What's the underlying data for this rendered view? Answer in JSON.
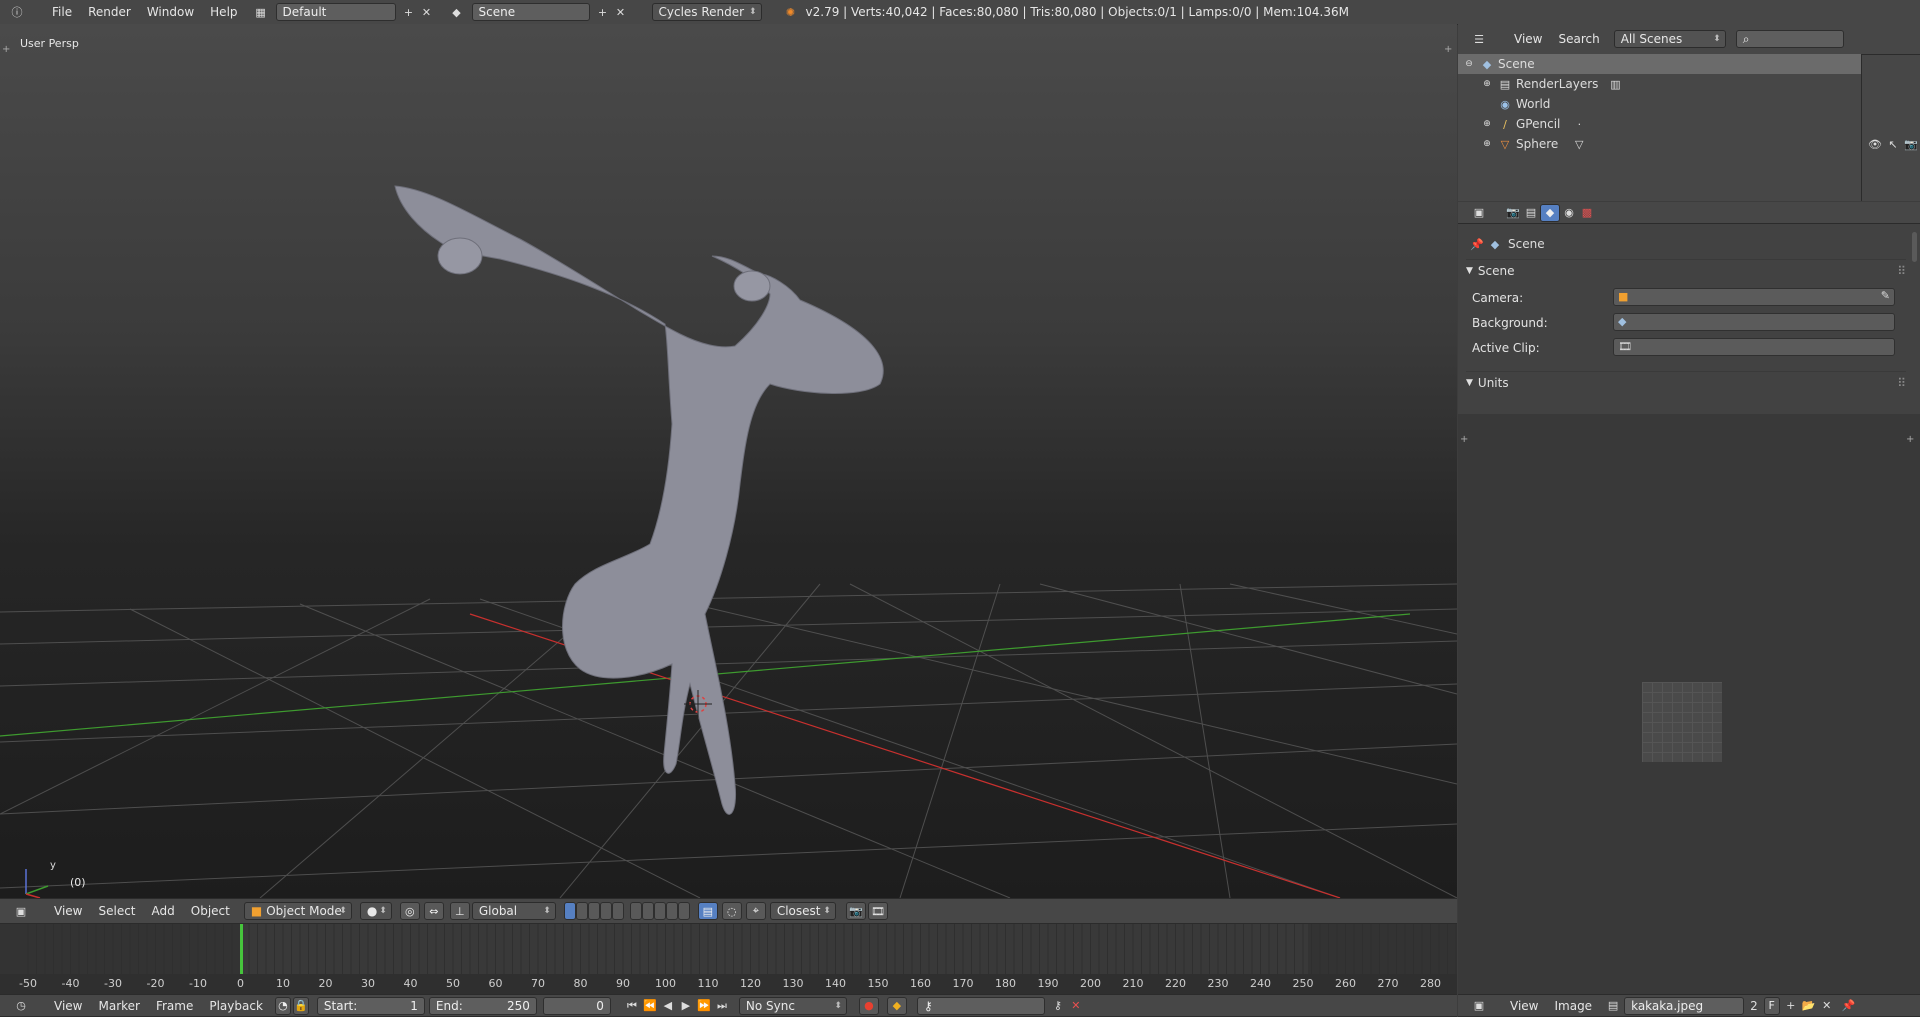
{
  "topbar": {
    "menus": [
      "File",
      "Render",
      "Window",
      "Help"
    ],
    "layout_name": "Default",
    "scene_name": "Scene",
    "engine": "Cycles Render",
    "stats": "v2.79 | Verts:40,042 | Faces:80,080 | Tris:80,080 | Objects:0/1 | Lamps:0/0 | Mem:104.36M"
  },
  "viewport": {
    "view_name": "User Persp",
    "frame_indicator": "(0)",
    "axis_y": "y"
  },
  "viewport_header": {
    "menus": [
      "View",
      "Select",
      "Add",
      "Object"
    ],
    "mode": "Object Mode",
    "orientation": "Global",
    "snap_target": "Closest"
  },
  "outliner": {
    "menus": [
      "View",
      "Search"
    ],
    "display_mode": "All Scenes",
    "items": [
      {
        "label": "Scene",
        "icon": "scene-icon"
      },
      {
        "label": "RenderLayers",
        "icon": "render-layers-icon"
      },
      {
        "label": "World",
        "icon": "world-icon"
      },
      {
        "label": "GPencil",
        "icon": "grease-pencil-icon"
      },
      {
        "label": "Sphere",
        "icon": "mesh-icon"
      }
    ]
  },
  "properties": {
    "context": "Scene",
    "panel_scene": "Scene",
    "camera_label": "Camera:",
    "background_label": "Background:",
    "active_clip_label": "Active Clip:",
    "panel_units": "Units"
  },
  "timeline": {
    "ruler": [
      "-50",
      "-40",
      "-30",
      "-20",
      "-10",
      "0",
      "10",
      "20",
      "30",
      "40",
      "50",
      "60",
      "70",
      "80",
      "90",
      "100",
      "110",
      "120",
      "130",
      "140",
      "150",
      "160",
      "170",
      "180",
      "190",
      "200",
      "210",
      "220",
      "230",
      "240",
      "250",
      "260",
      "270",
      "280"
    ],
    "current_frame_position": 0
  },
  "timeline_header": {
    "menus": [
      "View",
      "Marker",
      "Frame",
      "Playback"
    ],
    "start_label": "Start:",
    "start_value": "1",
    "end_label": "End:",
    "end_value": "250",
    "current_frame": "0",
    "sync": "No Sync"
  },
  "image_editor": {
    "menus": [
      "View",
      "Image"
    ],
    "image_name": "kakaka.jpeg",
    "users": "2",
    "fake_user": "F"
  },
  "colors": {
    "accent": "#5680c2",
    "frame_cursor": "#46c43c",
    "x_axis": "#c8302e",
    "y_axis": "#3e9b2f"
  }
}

==*==

Copy whichever lines in the listing above contain the word "icon".

FULL OUTPUT:
        "icon": "scene-icon"
        "icon": "render-layers-icon"
        "icon": "world-icon"
        "icon": "grease-pencil-icon"
        "icon": "mesh-icon"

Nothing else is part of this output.